Work required: Return each line holding the string "cutoff".

Figure record extracts:
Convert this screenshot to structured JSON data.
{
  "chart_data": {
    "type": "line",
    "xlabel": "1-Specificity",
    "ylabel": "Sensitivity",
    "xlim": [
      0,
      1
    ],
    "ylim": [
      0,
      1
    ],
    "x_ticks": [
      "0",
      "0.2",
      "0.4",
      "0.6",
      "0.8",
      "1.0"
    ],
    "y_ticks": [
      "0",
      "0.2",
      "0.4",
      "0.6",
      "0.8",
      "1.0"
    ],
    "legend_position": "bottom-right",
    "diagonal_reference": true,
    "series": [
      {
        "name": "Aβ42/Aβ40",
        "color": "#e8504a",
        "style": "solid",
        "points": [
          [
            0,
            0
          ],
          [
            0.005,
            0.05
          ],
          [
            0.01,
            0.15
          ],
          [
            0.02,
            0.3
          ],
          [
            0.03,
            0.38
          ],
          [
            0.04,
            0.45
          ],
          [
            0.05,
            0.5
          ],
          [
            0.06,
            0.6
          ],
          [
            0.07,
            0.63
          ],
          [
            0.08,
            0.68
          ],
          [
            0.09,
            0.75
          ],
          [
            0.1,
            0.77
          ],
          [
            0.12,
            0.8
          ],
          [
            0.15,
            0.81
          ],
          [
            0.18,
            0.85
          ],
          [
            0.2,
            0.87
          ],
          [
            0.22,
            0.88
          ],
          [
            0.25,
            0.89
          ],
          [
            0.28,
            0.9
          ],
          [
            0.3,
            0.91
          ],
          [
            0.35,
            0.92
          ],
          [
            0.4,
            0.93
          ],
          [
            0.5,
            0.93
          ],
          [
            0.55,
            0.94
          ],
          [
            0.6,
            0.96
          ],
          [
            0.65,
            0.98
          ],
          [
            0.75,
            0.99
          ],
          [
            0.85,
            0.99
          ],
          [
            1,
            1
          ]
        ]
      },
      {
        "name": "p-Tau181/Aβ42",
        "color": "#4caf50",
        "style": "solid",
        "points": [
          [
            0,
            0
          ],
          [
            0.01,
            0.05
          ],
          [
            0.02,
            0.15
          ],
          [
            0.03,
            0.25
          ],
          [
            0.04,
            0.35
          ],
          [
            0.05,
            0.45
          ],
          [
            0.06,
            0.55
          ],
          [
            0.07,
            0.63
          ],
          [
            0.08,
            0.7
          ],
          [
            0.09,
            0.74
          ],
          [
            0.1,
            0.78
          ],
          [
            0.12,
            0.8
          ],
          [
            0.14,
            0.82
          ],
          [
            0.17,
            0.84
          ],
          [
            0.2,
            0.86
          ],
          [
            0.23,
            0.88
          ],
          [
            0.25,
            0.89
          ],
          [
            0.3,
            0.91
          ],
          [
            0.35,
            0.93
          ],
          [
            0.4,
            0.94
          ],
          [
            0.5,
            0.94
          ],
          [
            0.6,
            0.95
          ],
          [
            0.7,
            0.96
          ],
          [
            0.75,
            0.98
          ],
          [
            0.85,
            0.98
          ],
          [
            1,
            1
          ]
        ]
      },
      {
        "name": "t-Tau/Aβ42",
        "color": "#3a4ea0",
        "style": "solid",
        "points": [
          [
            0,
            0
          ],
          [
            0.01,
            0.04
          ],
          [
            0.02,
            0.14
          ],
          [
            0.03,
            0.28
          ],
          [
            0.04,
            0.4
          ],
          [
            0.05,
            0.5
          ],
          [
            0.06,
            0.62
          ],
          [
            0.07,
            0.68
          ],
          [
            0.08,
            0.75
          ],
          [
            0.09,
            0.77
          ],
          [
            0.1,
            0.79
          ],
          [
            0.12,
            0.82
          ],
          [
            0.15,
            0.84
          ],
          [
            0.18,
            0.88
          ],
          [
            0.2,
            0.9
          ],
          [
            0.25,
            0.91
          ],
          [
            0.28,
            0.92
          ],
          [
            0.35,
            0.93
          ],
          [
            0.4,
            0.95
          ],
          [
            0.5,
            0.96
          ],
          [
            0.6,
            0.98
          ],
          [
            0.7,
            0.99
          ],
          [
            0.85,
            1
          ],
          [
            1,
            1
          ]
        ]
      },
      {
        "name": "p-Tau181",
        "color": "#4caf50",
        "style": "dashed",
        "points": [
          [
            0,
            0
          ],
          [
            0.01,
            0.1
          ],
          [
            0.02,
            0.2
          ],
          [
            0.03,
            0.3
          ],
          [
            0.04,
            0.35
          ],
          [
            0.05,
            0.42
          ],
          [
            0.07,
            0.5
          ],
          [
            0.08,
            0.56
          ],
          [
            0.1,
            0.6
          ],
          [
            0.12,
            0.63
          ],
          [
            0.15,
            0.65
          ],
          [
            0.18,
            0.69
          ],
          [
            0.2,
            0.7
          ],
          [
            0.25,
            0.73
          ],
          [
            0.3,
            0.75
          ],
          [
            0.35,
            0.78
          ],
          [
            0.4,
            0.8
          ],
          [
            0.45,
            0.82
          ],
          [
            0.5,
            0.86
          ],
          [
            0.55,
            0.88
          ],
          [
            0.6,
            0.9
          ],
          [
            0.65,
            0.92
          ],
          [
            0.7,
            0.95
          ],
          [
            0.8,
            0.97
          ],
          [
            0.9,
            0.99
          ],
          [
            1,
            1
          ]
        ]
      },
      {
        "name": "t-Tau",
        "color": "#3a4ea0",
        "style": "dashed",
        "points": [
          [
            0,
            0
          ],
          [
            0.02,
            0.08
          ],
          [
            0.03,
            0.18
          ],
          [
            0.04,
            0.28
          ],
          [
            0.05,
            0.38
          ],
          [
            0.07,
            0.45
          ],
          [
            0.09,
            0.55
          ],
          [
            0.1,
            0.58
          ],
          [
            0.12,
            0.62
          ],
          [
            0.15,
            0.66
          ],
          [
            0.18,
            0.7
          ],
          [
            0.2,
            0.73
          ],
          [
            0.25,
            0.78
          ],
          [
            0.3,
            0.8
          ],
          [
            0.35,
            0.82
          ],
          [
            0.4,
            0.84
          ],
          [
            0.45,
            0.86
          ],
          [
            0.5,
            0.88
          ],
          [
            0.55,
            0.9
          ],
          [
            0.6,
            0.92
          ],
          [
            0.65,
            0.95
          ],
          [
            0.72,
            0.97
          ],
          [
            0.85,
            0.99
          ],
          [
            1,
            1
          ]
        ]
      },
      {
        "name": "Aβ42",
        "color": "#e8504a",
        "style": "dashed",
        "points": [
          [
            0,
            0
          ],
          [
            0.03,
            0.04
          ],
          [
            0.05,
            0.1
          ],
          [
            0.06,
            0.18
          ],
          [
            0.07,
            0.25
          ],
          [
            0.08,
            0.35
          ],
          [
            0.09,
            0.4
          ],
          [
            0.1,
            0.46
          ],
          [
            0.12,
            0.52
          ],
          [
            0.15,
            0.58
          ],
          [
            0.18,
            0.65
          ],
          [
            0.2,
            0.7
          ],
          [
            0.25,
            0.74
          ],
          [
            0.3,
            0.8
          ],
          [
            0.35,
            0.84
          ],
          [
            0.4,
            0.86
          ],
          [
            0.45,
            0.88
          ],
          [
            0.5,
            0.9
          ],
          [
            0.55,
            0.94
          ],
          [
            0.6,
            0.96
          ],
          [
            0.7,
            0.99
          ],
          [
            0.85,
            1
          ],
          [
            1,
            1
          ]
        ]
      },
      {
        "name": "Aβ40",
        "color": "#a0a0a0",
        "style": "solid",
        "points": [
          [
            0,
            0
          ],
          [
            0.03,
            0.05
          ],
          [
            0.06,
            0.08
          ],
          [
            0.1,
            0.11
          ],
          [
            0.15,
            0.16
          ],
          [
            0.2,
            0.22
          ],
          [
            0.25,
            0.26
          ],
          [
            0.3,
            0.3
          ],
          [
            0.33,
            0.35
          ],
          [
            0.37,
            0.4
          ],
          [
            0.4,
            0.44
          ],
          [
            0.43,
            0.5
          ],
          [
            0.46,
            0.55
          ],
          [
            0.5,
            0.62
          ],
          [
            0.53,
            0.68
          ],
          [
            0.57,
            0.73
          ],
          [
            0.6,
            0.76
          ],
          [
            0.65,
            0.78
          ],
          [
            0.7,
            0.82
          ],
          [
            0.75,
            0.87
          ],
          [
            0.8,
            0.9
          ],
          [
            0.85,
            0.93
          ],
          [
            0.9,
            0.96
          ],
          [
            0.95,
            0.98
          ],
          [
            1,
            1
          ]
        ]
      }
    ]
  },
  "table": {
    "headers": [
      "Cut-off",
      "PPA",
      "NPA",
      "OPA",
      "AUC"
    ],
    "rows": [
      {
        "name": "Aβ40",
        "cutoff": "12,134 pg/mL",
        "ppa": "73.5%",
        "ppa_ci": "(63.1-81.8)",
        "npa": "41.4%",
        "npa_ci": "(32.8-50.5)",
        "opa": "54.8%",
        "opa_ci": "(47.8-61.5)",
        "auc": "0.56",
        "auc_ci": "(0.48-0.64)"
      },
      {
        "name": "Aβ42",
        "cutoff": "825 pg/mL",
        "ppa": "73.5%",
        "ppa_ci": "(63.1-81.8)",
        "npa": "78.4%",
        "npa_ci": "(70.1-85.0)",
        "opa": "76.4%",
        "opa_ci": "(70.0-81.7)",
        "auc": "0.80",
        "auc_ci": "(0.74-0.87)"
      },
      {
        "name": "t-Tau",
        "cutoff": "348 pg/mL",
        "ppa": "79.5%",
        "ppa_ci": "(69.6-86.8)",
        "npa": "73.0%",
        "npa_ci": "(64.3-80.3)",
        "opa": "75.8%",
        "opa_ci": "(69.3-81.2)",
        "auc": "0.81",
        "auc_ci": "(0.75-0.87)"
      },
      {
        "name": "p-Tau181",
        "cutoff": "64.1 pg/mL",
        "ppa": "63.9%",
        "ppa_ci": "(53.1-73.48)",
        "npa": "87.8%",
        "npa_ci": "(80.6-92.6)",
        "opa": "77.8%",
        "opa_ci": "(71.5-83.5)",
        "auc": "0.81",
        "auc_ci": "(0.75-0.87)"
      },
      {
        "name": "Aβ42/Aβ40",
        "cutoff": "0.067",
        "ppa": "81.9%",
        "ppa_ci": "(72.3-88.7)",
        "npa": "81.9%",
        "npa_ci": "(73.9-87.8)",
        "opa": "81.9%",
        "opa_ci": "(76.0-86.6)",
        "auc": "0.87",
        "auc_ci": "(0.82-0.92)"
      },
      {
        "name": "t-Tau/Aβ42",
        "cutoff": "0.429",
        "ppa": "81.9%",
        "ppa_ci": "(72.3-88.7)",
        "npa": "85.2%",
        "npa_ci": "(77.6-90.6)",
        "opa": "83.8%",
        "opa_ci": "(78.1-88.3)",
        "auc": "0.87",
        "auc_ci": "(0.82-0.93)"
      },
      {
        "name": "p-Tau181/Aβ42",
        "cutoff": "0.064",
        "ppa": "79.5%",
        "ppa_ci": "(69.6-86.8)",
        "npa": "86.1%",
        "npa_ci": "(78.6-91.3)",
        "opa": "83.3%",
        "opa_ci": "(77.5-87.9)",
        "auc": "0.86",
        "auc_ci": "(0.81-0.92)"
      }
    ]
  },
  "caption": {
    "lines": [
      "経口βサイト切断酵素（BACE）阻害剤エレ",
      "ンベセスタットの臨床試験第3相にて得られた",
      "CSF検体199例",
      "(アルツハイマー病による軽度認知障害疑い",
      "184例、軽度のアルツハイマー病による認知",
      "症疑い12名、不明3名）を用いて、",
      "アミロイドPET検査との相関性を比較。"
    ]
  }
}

Response to this exercise:
        "cutoff": "12,134 pg/mL",
        "cutoff": "825 pg/mL",
        "cutoff": "348 pg/mL",
        "cutoff": "64.1 pg/mL",
        "cutoff": "0.067",
        "cutoff": "0.429",
        "cutoff": "0.064",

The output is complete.